AIM OF THE EXERCISE: Set down the records once more, please, exactly and with the pictures left out.
§
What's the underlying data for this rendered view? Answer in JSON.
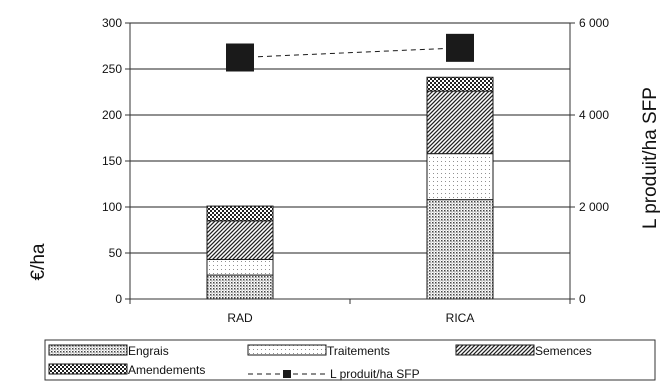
{
  "chart_data": {
    "type": "bar",
    "stacked": true,
    "categories": [
      "RAD",
      "RICA"
    ],
    "series": [
      {
        "name": "Engrais",
        "values": [
          26,
          108
        ],
        "pattern": "dots"
      },
      {
        "name": "Traitements",
        "values": [
          17,
          50
        ],
        "pattern": "sparse-dots"
      },
      {
        "name": "Semences",
        "values": [
          42,
          68
        ],
        "pattern": "diagonal"
      },
      {
        "name": "Amendements",
        "values": [
          16,
          15
        ],
        "pattern": "checker"
      }
    ],
    "line_series": {
      "name": "L produit/ha SFP",
      "axis": "right",
      "values": [
        5250,
        5460
      ],
      "style": "dashed",
      "marker": "square",
      "color": "#1a1a1a"
    },
    "ylabel": "€/ha",
    "y2label": "L produit/ha SFP",
    "ylim": [
      0,
      300
    ],
    "y2lim": [
      0,
      6000
    ],
    "yticks": [
      "0",
      "50",
      "100",
      "150",
      "200",
      "250",
      "300"
    ],
    "y2ticks": [
      "0",
      "2 000",
      "4 000",
      "6 000"
    ],
    "grid": true,
    "legend_position": "bottom"
  }
}
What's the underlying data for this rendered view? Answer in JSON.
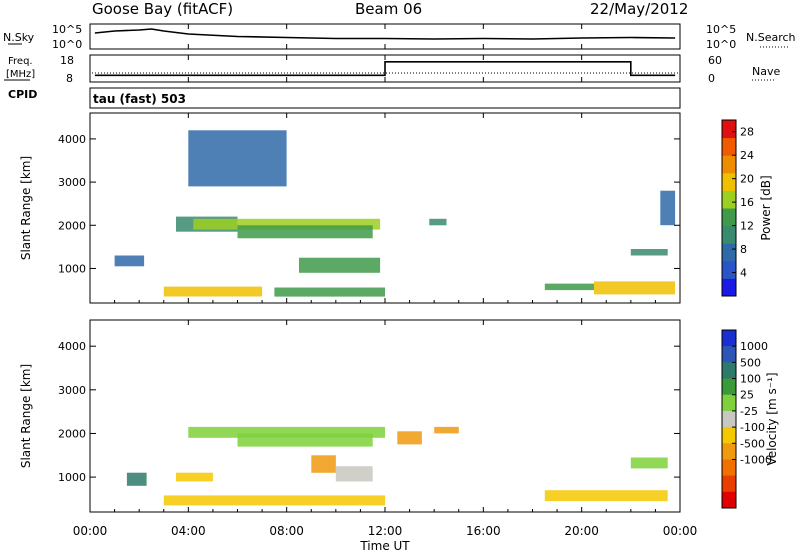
§
WRITTEN RESPONSE:
What's the underlying data for this rendered view? Answer in JSON.
{
  "chart_data": {
    "type": "bar",
    "stacked": true,
    "categories": [
      "RAD",
      "RICA"
    ],
    "series": [
      {
        "name": "Engrais",
        "values": [
          26,
          108
        ],
        "pattern": "dots"
      },
      {
        "name": "Traitements",
        "values": [
          17,
          50
        ],
        "pattern": "sparse-dots"
      },
      {
        "name": "Semences",
        "values": [
          42,
          68
        ],
        "pattern": "diagonal"
      },
      {
        "name": "Amendements",
        "values": [
          16,
          15
        ],
        "pattern": "checker"
      }
    ],
    "line_series": {
      "name": "L produit/ha SFP",
      "axis": "right",
      "values": [
        5250,
        5460
      ],
      "style": "dashed",
      "marker": "square",
      "color": "#1a1a1a"
    },
    "ylabel": "€/ha",
    "y2label": "L produit/ha SFP",
    "ylim": [
      0,
      300
    ],
    "y2lim": [
      0,
      6000
    ],
    "yticks": [
      "0",
      "50",
      "100",
      "150",
      "200",
      "250",
      "300"
    ],
    "y2ticks": [
      "0",
      "2 000",
      "4 000",
      "6 000"
    ],
    "grid": true,
    "legend_position": "bottom"
  }
}
What's the underlying data for this rendered view? Answer in JSON.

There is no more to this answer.